= Work instructions =
Every line below that contains "screenshot" is to be copied.

— begin —

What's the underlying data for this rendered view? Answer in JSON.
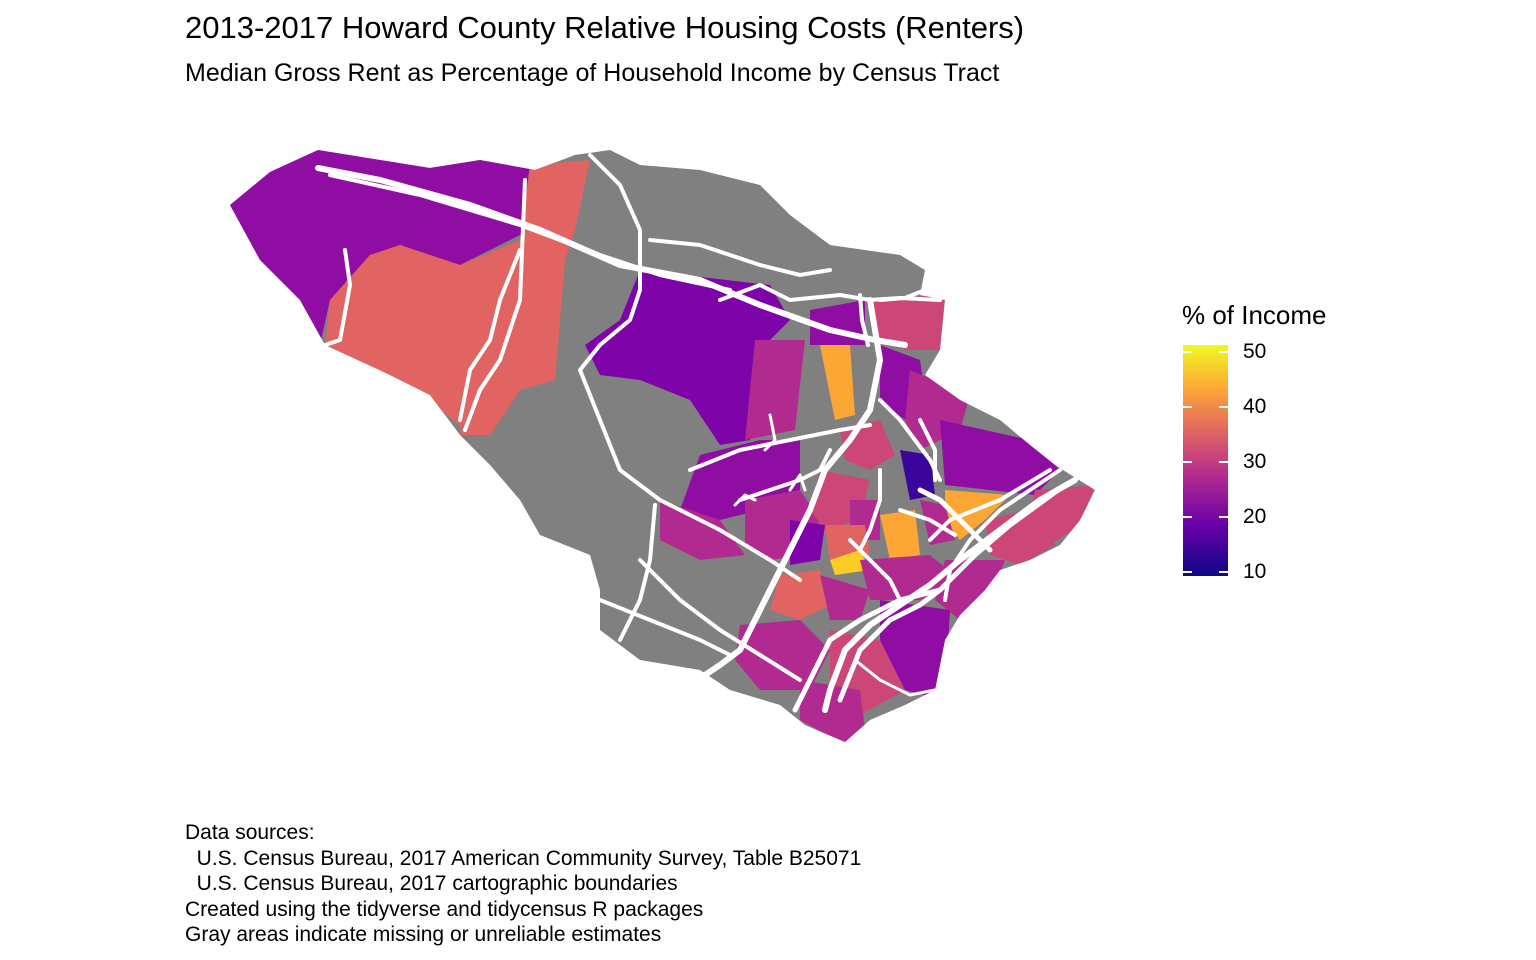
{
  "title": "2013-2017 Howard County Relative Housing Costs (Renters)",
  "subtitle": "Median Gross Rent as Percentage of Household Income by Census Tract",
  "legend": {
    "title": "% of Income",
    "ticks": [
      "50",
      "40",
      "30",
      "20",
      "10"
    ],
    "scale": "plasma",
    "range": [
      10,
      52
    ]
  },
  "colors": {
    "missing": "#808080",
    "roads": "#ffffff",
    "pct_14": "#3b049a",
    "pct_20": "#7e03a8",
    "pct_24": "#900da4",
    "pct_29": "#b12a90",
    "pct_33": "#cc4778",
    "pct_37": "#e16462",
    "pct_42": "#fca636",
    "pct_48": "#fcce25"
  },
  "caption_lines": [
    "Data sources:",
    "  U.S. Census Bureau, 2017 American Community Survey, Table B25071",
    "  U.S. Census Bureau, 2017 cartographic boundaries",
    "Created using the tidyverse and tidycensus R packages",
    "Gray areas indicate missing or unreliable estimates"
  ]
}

— end —
— begin —

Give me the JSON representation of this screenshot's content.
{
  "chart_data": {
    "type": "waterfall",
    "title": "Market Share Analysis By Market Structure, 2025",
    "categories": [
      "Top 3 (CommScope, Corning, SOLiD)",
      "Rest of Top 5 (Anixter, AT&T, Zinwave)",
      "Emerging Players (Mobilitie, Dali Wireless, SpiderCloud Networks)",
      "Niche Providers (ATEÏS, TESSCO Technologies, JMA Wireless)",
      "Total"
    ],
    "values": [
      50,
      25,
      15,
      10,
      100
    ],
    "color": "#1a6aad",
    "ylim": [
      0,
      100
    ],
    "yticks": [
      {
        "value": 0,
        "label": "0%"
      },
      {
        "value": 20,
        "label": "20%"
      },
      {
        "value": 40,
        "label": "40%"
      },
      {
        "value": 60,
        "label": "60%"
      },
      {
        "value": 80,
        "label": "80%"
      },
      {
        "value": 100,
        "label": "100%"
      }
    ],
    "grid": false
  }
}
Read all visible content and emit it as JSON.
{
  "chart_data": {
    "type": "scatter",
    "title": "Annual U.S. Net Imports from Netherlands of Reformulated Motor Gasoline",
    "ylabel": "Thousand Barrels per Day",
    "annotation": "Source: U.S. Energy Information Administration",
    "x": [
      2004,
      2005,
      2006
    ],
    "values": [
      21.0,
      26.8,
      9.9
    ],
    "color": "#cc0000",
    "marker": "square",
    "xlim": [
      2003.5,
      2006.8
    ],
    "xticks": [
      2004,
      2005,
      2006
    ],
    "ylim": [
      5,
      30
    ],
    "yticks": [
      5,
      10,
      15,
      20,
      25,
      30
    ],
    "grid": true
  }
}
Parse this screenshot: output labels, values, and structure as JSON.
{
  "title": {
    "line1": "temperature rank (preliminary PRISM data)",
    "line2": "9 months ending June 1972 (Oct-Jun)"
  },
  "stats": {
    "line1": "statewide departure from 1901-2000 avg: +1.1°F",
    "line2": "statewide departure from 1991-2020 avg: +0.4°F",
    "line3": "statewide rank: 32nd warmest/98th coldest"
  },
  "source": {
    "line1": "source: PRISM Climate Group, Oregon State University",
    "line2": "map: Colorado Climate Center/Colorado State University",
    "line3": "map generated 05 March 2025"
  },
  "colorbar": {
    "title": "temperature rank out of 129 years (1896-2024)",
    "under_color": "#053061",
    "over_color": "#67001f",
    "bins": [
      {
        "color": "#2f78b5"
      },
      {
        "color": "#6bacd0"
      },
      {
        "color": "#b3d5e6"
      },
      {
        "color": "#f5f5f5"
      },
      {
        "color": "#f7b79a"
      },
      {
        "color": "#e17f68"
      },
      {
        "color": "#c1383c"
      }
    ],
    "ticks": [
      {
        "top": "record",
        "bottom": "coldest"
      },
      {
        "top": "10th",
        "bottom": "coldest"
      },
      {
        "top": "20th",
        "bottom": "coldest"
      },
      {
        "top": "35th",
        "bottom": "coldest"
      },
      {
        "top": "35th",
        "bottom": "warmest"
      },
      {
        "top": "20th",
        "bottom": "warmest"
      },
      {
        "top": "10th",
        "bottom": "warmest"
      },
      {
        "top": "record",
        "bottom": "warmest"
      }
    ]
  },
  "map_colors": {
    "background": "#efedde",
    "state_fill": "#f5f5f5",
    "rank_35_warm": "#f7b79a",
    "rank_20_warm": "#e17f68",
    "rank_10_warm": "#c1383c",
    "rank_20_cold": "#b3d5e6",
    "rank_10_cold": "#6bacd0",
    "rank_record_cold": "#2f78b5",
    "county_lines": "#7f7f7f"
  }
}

— end —

= In response =
Give me the JSON representation of this screenshot's content.
Parse this screenshot: output labels, values, and structure as JSON.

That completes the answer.